EXERCISE DATA ->
##############################

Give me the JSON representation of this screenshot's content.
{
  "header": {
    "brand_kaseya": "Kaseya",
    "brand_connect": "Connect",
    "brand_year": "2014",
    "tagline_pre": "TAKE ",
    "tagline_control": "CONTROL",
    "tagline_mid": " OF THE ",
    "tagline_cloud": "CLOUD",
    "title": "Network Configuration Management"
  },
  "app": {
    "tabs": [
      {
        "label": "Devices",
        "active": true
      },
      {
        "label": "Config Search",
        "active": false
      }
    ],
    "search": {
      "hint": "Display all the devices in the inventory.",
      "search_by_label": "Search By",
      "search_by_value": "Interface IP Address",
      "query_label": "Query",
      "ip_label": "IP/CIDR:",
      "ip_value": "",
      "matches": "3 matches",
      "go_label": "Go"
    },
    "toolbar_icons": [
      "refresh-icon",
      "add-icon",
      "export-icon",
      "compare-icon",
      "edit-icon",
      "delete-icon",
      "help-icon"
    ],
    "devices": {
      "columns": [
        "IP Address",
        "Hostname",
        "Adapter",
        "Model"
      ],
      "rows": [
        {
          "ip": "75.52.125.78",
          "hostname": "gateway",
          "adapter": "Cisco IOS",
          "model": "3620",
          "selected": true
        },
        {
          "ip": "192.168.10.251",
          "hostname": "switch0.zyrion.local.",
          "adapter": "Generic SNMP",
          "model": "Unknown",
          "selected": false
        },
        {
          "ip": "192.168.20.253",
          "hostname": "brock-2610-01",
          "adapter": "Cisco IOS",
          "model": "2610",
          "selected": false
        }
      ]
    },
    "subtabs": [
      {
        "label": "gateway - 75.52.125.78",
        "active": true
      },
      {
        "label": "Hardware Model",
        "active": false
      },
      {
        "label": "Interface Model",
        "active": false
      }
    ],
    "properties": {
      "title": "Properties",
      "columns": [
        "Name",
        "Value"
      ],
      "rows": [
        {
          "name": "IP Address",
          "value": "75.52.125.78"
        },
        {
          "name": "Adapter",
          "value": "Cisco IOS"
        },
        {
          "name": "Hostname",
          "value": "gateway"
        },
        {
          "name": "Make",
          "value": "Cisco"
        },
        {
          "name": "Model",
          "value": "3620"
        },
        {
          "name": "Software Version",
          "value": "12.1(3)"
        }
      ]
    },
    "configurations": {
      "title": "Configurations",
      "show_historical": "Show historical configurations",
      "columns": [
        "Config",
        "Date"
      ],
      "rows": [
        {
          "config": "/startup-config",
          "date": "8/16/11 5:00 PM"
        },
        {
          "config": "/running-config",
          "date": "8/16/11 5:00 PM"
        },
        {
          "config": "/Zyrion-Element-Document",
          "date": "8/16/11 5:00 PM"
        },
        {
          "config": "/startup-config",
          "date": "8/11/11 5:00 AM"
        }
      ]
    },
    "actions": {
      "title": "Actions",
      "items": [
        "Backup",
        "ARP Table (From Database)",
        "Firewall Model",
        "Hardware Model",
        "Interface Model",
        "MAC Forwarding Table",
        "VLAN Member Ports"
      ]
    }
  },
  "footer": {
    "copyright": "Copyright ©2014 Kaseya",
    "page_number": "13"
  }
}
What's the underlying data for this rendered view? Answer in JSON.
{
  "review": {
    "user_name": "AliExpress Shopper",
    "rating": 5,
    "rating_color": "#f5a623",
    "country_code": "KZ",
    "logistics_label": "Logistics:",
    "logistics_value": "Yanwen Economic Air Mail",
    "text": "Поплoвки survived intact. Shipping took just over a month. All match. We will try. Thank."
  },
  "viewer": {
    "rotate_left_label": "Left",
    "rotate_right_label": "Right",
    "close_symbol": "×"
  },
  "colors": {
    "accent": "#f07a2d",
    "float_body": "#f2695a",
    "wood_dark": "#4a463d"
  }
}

##############################

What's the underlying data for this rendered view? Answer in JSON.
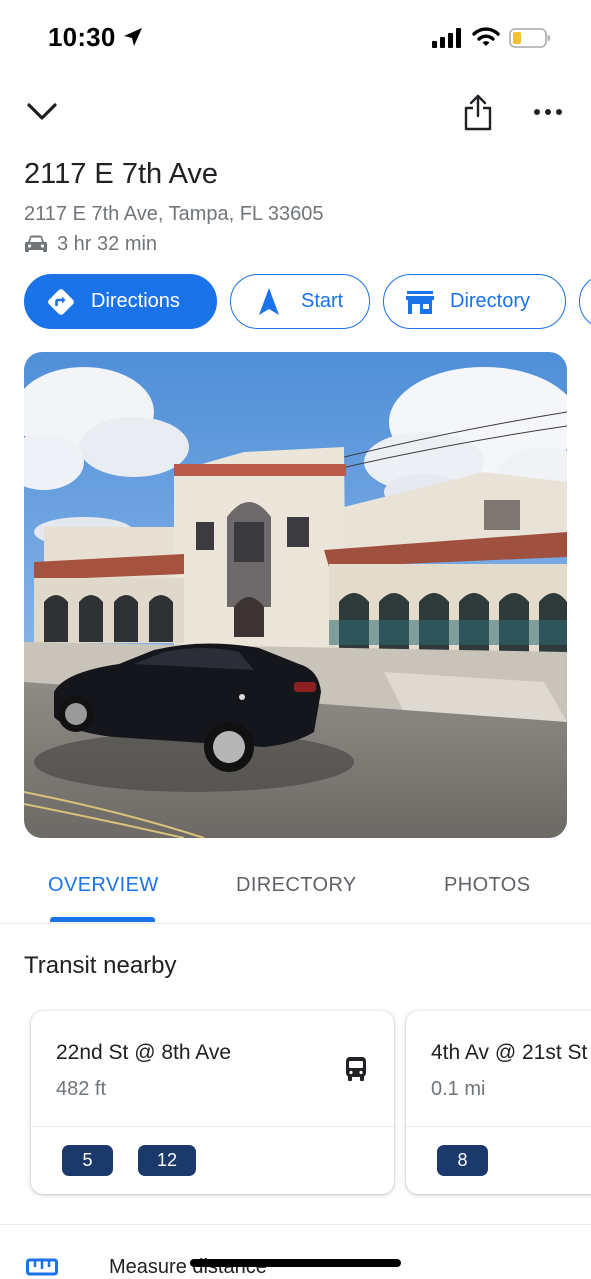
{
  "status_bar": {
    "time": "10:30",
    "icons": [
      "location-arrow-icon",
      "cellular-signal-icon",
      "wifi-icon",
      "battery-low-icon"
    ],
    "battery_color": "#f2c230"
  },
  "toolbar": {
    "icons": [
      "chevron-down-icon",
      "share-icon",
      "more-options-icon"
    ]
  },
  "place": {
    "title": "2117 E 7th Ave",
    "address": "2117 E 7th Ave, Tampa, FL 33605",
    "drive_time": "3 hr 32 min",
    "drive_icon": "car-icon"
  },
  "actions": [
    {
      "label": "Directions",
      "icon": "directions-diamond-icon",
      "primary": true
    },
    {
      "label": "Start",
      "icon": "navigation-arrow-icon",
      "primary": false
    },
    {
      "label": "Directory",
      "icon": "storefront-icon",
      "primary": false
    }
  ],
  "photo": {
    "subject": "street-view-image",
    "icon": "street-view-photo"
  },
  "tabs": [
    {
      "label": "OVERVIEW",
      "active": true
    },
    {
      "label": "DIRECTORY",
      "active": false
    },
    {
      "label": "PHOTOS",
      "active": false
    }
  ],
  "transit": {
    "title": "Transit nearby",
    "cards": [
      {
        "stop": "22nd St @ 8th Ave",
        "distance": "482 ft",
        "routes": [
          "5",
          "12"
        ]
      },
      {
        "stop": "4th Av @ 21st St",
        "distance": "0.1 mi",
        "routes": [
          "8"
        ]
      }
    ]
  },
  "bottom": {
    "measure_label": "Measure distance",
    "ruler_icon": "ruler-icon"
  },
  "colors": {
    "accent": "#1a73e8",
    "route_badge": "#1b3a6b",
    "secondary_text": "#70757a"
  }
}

##############################

REQUIRED TASK ->
Extract every line from the records above that contains the word "distance".

TASK OUTPUT ->
        "distance": "482 ft",
        "distance": "0.1 mi",
    "measure_label": "Measure distance",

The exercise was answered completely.